┌──

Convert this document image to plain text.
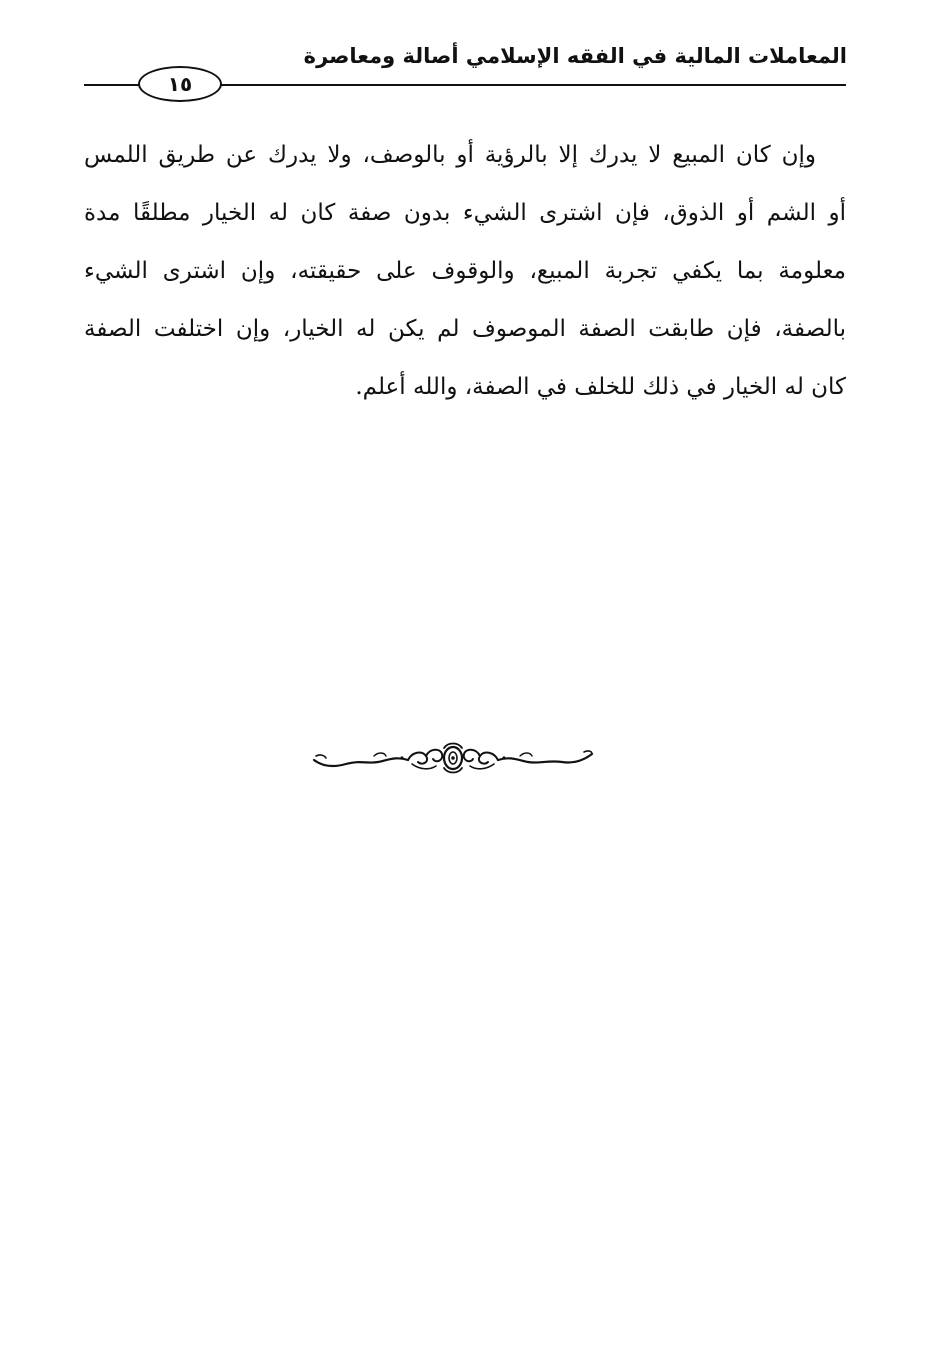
المعاملات المالية في الفقه الإسلامي أصالة ومعاصرة
١٥
وإن كان المبيع لا يدرك إلا بالرؤية أو بالوصف، ولا يدرك عن طريق اللمس
أو الشم أو الذوق، فإن اشترى الشيء بدون صفة كان له الخيار مطلقًا مدة
معلومة بما يكفي تجربة المبيع، والوقوف على حقيقته، وإن اشترى الشيء
بالصفة، فإن طابقت الصفة الموصوف لم يكن له الخيار، وإن اختلفت الصفة
كان له الخيار في ذلك للخلف في الصفة، والله أعلم.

└──

# [WHAT YOU WILL DO]
Your task is to pick out every line with the string "الشيء" and copy it.

# [RESULT OF THE EXERCISE]
أو الشم أو الذوق، فإن اشترى الشيء بدون صفة كان له الخيار مطلقًا مدة
معلومة بما يكفي تجربة المبيع، والوقوف على حقيقته، وإن اشترى الشيء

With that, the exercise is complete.